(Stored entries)
↓↓↓

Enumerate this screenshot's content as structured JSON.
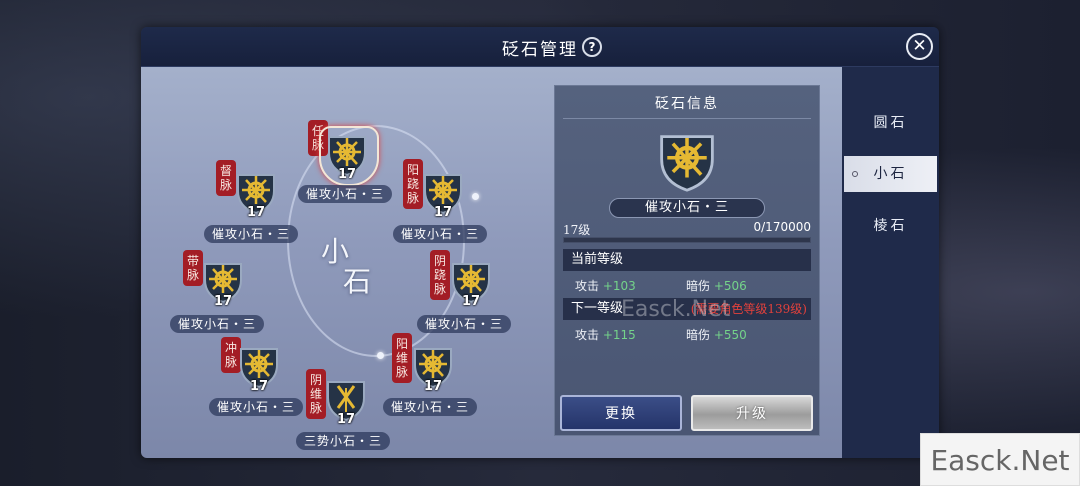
{
  "dialog": {
    "title": "砭石管理",
    "help_icon": "?",
    "close_icon": "✕"
  },
  "center_label": [
    "小",
    "石"
  ],
  "stones": [
    {
      "meridian": "任脉",
      "level": "17",
      "name": "催攻小石・三",
      "selected": true
    },
    {
      "meridian": "阳跷脉",
      "level": "17",
      "name": "催攻小石・三"
    },
    {
      "meridian": "阴跷脉",
      "level": "17",
      "name": "催攻小石・三"
    },
    {
      "meridian": "阳维脉",
      "level": "17",
      "name": "催攻小石・三"
    },
    {
      "meridian": "阴维脉",
      "level": "17",
      "name": "三势小石・三"
    },
    {
      "meridian": "冲脉",
      "level": "17",
      "name": "催攻小石・三"
    },
    {
      "meridian": "带脉",
      "level": "17",
      "name": "催攻小石・三"
    },
    {
      "meridian": "督脉",
      "level": "17",
      "name": "催攻小石・三"
    }
  ],
  "info": {
    "title": "砭石信息",
    "stone_name": "催攻小石・三",
    "level_label": "17级",
    "exp": "0/170000",
    "exp_progress": 0,
    "current_label": "当前等级",
    "current_stats": {
      "attack_label": "攻击",
      "attack_value": "+103",
      "crit_label": "暗伤",
      "crit_value": "+506"
    },
    "next_label": "下一等级",
    "next_requirement": "(需要角色等级139级)",
    "next_stats": {
      "attack_label": "攻击",
      "attack_value": "+115",
      "crit_label": "暗伤",
      "crit_value": "+550"
    },
    "swap_button": "更换",
    "upgrade_button": "升级"
  },
  "tabs": [
    {
      "label": "圆石",
      "active": false
    },
    {
      "label": "小石",
      "active": true
    },
    {
      "label": "棱石",
      "active": false
    }
  ],
  "watermark": "Easck.Net",
  "corner_watermark": "Easck.Net",
  "colors": {
    "meridian_red": "#a31d25",
    "stat_green": "#74d38a",
    "requirement_red": "#e2413c",
    "stone_gold": "#e5b933"
  }
}
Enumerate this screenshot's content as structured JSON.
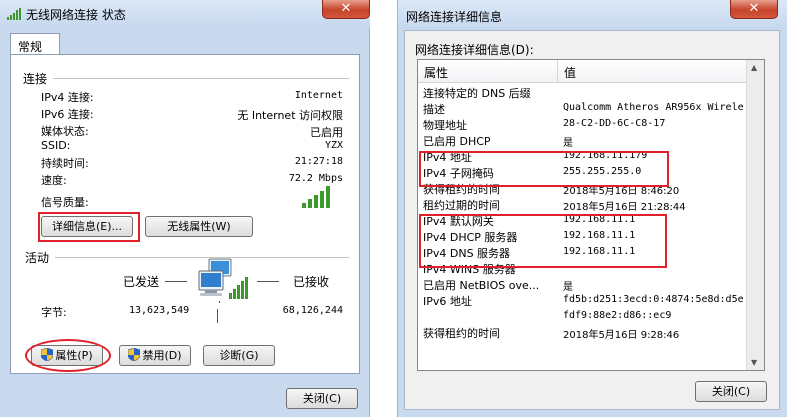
{
  "status_window": {
    "title": "无线网络连接 状态",
    "close_glyph": "✕",
    "tab": "常规",
    "connection": {
      "section_title": "连接",
      "rows": [
        {
          "label": "IPv4 连接:",
          "value": "Internet"
        },
        {
          "label": "IPv6 连接:",
          "value": "无 Internet 访问权限"
        },
        {
          "label": "媒体状态:",
          "value": "已启用"
        },
        {
          "label": "SSID:",
          "value": "YZX"
        },
        {
          "label": "持续时间:",
          "value": "21:27:18"
        },
        {
          "label": "速度:",
          "value": "72.2 Mbps"
        }
      ],
      "signal_label": "信号质量:",
      "signal_bars": 5,
      "details_button": "详细信息(E)...",
      "wireless_props_button": "无线属性(W)"
    },
    "activity": {
      "section_title": "活动",
      "sent_label": "已发送",
      "received_label": "已接收",
      "bytes_label": "字节:",
      "bytes_sent": "13,623,549",
      "bytes_received": "68,126,244"
    },
    "buttons": {
      "properties": "属性(P)",
      "disable": "禁用(D)",
      "diagnose": "诊断(G)",
      "close": "关闭(C)"
    },
    "highlight_color": "#e0202a"
  },
  "details_window": {
    "title": "网络连接详细信息",
    "close_glyph": "✕",
    "list_label": "网络连接详细信息(D):",
    "col_property": "属性",
    "col_value": "值",
    "rows": [
      {
        "p": "连接特定的 DNS 后缀",
        "v": ""
      },
      {
        "p": "描述",
        "v": "Qualcomm Atheros AR956x Wirele"
      },
      {
        "p": "物理地址",
        "v": "28-C2-DD-6C-C8-17"
      },
      {
        "p": "已启用 DHCP",
        "v": "是"
      },
      {
        "p": "IPv4 地址",
        "v": "192.168.11.179"
      },
      {
        "p": "IPv4 子网掩码",
        "v": "255.255.255.0"
      },
      {
        "p": "获得租约的时间",
        "v": "2018年5月16日 8:46:20"
      },
      {
        "p": "租约过期的时间",
        "v": "2018年5月16日 21:28:44"
      },
      {
        "p": "IPv4 默认网关",
        "v": "192.168.11.1"
      },
      {
        "p": "IPv4 DHCP 服务器",
        "v": "192.168.11.1"
      },
      {
        "p": "IPv4 DNS 服务器",
        "v": "192.168.11.1"
      },
      {
        "p": "IPv4 WINS 服务器",
        "v": ""
      },
      {
        "p": "已启用 NetBIOS ove...",
        "v": "是"
      },
      {
        "p": "IPv6 地址",
        "v": "fd5b:d251:3ecd:0:4874:5e8d:d5e"
      },
      {
        "p": "",
        "v": "fdf9:88e2:d86::ec9"
      },
      {
        "p": "获得租约的时间",
        "v": "2018年5月16日 9:28:46"
      }
    ],
    "close_button": "关闭(C)"
  }
}
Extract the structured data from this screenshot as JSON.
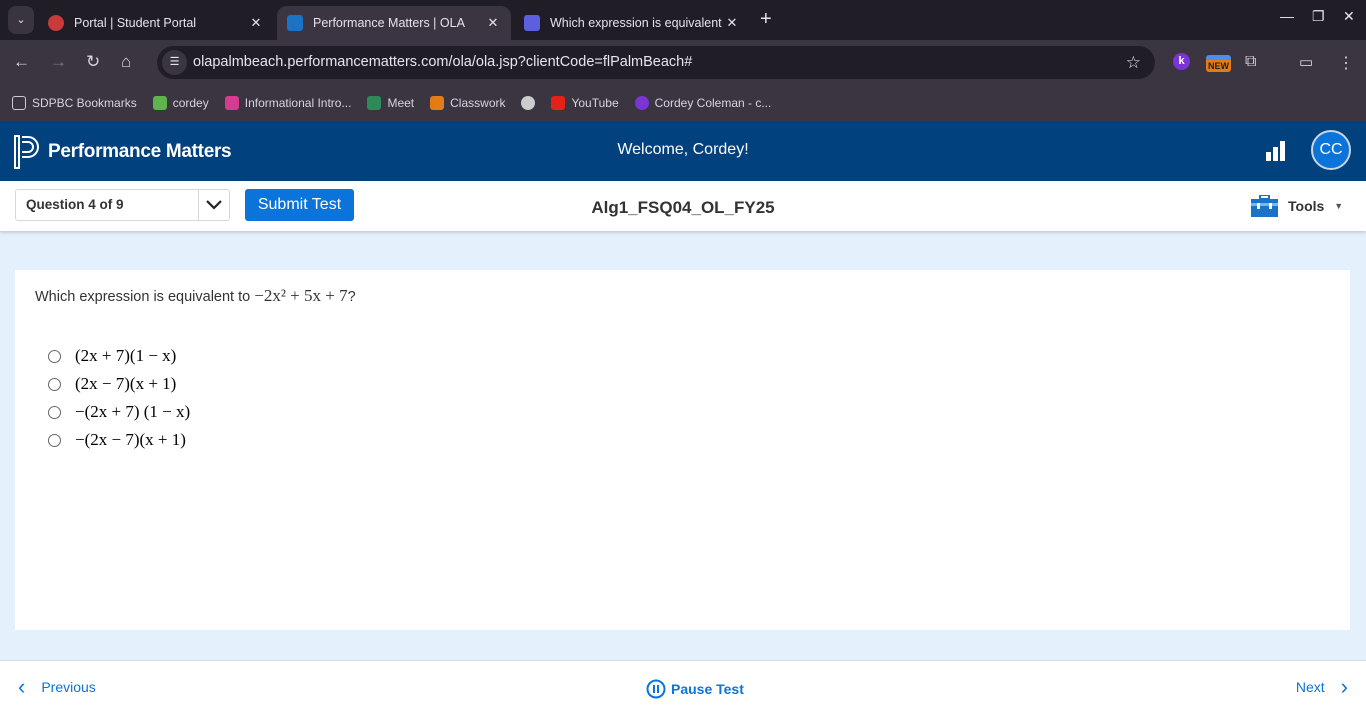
{
  "browser": {
    "tabs": [
      {
        "title": "Portal | Student Portal",
        "favicon_color": "#c93a3a"
      },
      {
        "title": "Performance Matters | OLA",
        "favicon_color": "#1a73c7",
        "active": true
      },
      {
        "title": "Which expression is equivalent",
        "favicon_color": "#5b5fe0"
      }
    ],
    "url": "olapalmbeach.performancematters.com/ola/ola.jsp?clientCode=flPalmBeach#",
    "ext_badge": "NEW",
    "bookmarks": [
      {
        "label": "SDPBC Bookmarks",
        "icon": "folder-icon"
      },
      {
        "label": "cordey",
        "icon": "cube-icon",
        "color": "#5fb34c"
      },
      {
        "label": "Informational Intro...",
        "icon": "classroom-icon",
        "color": "#d63b8f"
      },
      {
        "label": "Meet",
        "icon": "meet-icon",
        "color": "#2e8b57"
      },
      {
        "label": "Classwork",
        "icon": "classroom-icon",
        "color": "#e37b16"
      },
      {
        "label": "",
        "icon": "globe-icon",
        "color": "#cccccc"
      },
      {
        "label": "YouTube",
        "icon": "youtube-icon",
        "color": "#e62117"
      },
      {
        "label": "Cordey Coleman - c...",
        "icon": "k-icon",
        "color": "#7b35d6"
      }
    ]
  },
  "app": {
    "brand": "Performance Matters",
    "welcome": "Welcome, Cordey!",
    "avatar_initials": "CC",
    "question_selector": "Question 4 of 9",
    "submit_label": "Submit Test",
    "test_name": "Alg1_FSQ04_OL_FY25",
    "tools_label": "Tools",
    "accent": "#0a74da",
    "header_color": "#00417e"
  },
  "question": {
    "prompt": "Which expression is equivalent to",
    "expression": "−2x² + 5x + 7",
    "suffix": "?",
    "options": [
      "(2x + 7)(1 − x)",
      "(2x − 7)(x + 1)",
      "−(2x + 7) (1 − x)",
      "−(2x − 7)(x + 1)"
    ]
  },
  "footer": {
    "previous": "Previous",
    "pause": "Pause Test",
    "next": "Next"
  }
}
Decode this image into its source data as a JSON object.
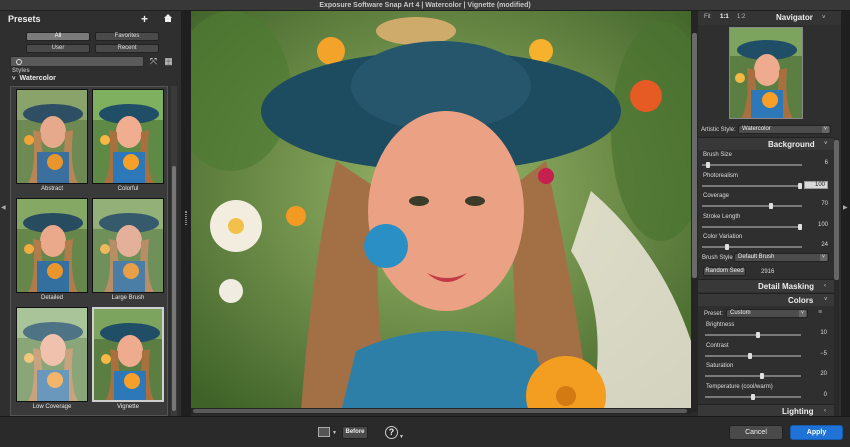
{
  "window": {
    "title": "Exposure Software Snap Art 4 | Watercolor | Vignette (modified)"
  },
  "presets": {
    "title": "Presets",
    "filters": {
      "all": "All",
      "favorites": "Favorites",
      "user": "User",
      "recent": "Recent"
    },
    "section_cut": "Styles",
    "group": "Watercolor",
    "items": [
      {
        "label": "Abstract"
      },
      {
        "label": "Colorful"
      },
      {
        "label": "Detailed"
      },
      {
        "label": "Large Brush"
      },
      {
        "label": "Low Coverage"
      },
      {
        "label": "Vignette"
      }
    ]
  },
  "navigator": {
    "title": "Navigator",
    "zoom": {
      "fit": "Fit",
      "one": "1:1",
      "half": "1:2"
    }
  },
  "artistic_style": {
    "label": "Artistic Style:",
    "value": "Watercolor"
  },
  "background": {
    "title": "Background",
    "sliders": [
      {
        "label": "Brush Size",
        "value": "6",
        "fraction": 0.04
      },
      {
        "label": "Photorealism",
        "value": "100",
        "fraction": 1.0
      },
      {
        "label": "Coverage",
        "value": "70",
        "fraction": 0.7
      },
      {
        "label": "Stroke Length",
        "value": "100",
        "fraction": 1.0
      },
      {
        "label": "Color Variation",
        "value": "24",
        "fraction": 0.24
      }
    ],
    "brush_style": {
      "label": "Brush Style",
      "value": "Default Brush"
    },
    "random_seed": {
      "label": "Random Seed",
      "value": "2916"
    }
  },
  "detail_masking": {
    "title": "Detail Masking"
  },
  "colors": {
    "title": "Colors",
    "preset": {
      "label": "Preset:",
      "value": "Custom"
    },
    "sliders": [
      {
        "label": "Brightness",
        "value": "10",
        "fraction": 0.55
      },
      {
        "label": "Contrast",
        "value": "−5",
        "fraction": 0.47
      },
      {
        "label": "Saturation",
        "value": "20",
        "fraction": 0.6
      },
      {
        "label": "Temperature (cool/warm)",
        "value": "0",
        "fraction": 0.5
      }
    ]
  },
  "lighting": {
    "title": "Lighting"
  },
  "bottom": {
    "before_label": "Before",
    "help_label": "?",
    "cancel_label": "Cancel",
    "apply_label": "Apply"
  },
  "colors_ui": {
    "accent": "#1f73d6",
    "panel": "#2f2f2f",
    "selected_thumb_border": "#d0d0d0"
  }
}
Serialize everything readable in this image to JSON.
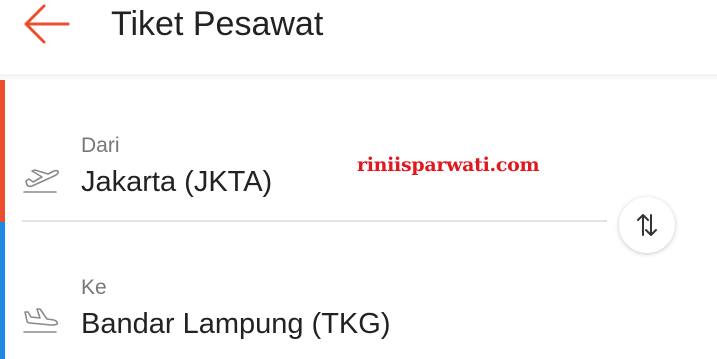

↑↑↑

Stated problem
Copy out all lines above that include the string "Internet".

Final result
          "value": "Internet"
          "value": "无 Internet 访问权限"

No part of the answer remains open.